• Work to complete: Copy out the entries below precisely; nothing is to be omitted.

• Data in this exercise:
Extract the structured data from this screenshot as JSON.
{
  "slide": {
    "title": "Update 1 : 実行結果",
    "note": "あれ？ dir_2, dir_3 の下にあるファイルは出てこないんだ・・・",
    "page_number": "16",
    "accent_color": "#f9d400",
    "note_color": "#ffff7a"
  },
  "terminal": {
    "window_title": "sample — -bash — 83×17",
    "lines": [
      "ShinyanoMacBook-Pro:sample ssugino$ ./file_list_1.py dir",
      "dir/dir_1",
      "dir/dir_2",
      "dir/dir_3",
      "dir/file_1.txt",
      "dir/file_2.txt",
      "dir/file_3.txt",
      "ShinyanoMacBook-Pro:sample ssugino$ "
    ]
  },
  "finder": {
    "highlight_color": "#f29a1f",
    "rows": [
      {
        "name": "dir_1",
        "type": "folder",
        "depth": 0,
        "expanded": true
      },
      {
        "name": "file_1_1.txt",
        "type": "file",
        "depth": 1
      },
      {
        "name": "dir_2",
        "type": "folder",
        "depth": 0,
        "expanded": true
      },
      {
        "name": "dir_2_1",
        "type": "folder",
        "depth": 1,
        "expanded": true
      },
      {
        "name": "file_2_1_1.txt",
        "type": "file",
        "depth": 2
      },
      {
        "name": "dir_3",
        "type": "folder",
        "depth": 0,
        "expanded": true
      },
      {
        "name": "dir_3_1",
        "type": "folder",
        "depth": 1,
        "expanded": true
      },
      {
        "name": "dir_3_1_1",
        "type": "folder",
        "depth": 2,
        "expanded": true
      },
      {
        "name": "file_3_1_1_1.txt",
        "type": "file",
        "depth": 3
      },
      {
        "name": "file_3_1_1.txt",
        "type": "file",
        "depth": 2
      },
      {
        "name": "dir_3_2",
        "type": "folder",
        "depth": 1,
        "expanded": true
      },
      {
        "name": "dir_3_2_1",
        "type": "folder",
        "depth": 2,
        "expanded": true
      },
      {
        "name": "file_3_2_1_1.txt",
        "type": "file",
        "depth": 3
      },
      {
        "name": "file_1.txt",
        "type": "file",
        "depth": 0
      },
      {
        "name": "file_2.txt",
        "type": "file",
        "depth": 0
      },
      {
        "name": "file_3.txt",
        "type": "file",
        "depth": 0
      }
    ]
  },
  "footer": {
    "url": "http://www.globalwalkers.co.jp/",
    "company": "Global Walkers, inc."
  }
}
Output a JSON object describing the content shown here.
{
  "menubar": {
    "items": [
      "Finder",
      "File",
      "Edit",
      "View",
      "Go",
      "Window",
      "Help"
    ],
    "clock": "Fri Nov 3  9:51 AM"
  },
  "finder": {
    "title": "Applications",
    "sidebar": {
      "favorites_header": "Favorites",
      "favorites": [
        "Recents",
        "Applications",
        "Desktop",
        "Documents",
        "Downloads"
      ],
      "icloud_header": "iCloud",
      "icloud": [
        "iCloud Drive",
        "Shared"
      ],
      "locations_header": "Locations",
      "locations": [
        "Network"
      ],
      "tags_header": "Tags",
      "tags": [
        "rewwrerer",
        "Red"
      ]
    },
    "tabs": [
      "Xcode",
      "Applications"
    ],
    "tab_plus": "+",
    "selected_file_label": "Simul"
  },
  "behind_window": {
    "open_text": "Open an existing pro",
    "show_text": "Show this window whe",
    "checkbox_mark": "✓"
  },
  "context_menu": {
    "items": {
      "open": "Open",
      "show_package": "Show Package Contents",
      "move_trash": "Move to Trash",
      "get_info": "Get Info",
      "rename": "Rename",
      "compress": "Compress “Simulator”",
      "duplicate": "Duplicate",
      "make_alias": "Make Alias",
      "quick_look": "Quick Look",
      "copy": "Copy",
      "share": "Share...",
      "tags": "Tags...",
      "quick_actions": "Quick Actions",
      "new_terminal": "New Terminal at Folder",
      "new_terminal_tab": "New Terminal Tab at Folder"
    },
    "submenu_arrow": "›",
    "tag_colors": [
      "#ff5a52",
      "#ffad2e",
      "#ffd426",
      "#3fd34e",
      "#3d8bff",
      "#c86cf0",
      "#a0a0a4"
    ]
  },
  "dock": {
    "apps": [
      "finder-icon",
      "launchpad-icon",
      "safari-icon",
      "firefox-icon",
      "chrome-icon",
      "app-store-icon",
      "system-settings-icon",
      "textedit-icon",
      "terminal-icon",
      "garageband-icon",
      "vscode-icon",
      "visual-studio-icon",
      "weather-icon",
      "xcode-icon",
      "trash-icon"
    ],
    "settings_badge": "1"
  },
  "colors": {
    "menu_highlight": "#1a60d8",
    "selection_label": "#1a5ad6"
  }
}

• Written answer:
Extract the structured data from this screenshot as JSON.
{
  "slide": {
    "title": "Update 1 : 実行結果",
    "note": "あれ？ dir_2, dir_3 の下にあるファイルは出てこないんだ・・・",
    "page_number": "16",
    "accent_color": "#f9d400",
    "note_color": "#ffff7a"
  },
  "terminal": {
    "window_title": "sample — -bash — 83×17",
    "lines": [
      "ShinyanoMacBook-Pro:sample ssugino$ ./file_list_1.py dir",
      "dir/dir_1",
      "dir/dir_2",
      "dir/dir_3",
      "dir/file_1.txt",
      "dir/file_2.txt",
      "dir/file_3.txt",
      "ShinyanoMacBook-Pro:sample ssugino$ "
    ]
  },
  "finder": {
    "highlight_color": "#f29a1f",
    "rows": [
      {
        "name": "dir_1",
        "type": "folder",
        "depth": 0,
        "expanded": true
      },
      {
        "name": "file_1_1.txt",
        "type": "file",
        "depth": 1
      },
      {
        "name": "dir_2",
        "type": "folder",
        "depth": 0,
        "expanded": true
      },
      {
        "name": "dir_2_1",
        "type": "folder",
        "depth": 1,
        "expanded": true
      },
      {
        "name": "file_2_1_1.txt",
        "type": "file",
        "depth": 2
      },
      {
        "name": "dir_3",
        "type": "folder",
        "depth": 0,
        "expanded": true
      },
      {
        "name": "dir_3_1",
        "type": "folder",
        "depth": 1,
        "expanded": true
      },
      {
        "name": "dir_3_1_1",
        "type": "folder",
        "depth": 2,
        "expanded": true
      },
      {
        "name": "file_3_1_1_1.txt",
        "type": "file",
        "depth": 3
      },
      {
        "name": "file_3_1_1.txt",
        "type": "file",
        "depth": 2
      },
      {
        "name": "dir_3_2",
        "type": "folder",
        "depth": 1,
        "expanded": true
      },
      {
        "name": "dir_3_2_1",
        "type": "folder",
        "depth": 2,
        "expanded": true
      },
      {
        "name": "file_3_2_1_1.txt",
        "type": "file",
        "depth": 3
      },
      {
        "name": "file_1.txt",
        "type": "file",
        "depth": 0
      },
      {
        "name": "file_2.txt",
        "type": "file",
        "depth": 0
      },
      {
        "name": "file_3.txt",
        "type": "file",
        "depth": 0
      }
    ]
  },
  "footer": {
    "url": "http://www.globalwalkers.co.jp/",
    "company": "Global Walkers, inc."
  }
}
Output a JSON object describing the content shown here.
{
  "menubar": {
    "items": [
      "Finder",
      "File",
      "Edit",
      "View",
      "Go",
      "Window",
      "Help"
    ],
    "clock": "Fri Nov 3  9:51 AM"
  },
  "finder": {
    "title": "Applications",
    "sidebar": {
      "favorites_header": "Favorites",
      "favorites": [
        "Recents",
        "Applications",
        "Desktop",
        "Documents",
        "Downloads"
      ],
      "icloud_header": "iCloud",
      "icloud": [
        "iCloud Drive",
        "Shared"
      ],
      "locations_header": "Locations",
      "locations": [
        "Network"
      ],
      "tags_header": "Tags",
      "tags": [
        "rewwrerer",
        "Red"
      ]
    },
    "tabs": [
      "Xcode",
      "Applications"
    ],
    "tab_plus": "+",
    "selected_file_label": "Simul"
  },
  "behind_window": {
    "open_text": "Open an existing pro",
    "show_text": "Show this window whe",
    "checkbox_mark": "✓"
  },
  "context_menu": {
    "items": {
      "open": "Open",
      "show_package": "Show Package Contents",
      "move_trash": "Move to Trash",
      "get_info": "Get Info",
      "rename": "Rename",
      "compress": "Compress “Simulator”",
      "duplicate": "Duplicate",
      "make_alias": "Make Alias",
      "quick_look": "Quick Look",
      "copy": "Copy",
      "share": "Share...",
      "tags": "Tags...",
      "quick_actions": "Quick Actions",
      "new_terminal": "New Terminal at Folder",
      "new_terminal_tab": "New Terminal Tab at Folder"
    },
    "submenu_arrow": "›",
    "tag_colors": [
      "#ff5a52",
      "#ffad2e",
      "#ffd426",
      "#3fd34e",
      "#3d8bff",
      "#c86cf0",
      "#a0a0a4"
    ]
  },
  "dock": {
    "apps": [
      "finder-icon",
      "launchpad-icon",
      "safari-icon",
      "firefox-icon",
      "chrome-icon",
      "app-store-icon",
      "system-settings-icon",
      "textedit-icon",
      "terminal-icon",
      "garageband-icon",
      "vscode-icon",
      "visual-studio-icon",
      "weather-icon",
      "xcode-icon",
      "trash-icon"
    ],
    "settings_badge": "1"
  },
  "colors": {
    "menu_highlight": "#1a60d8",
    "selection_label": "#1a5ad6"
  }
}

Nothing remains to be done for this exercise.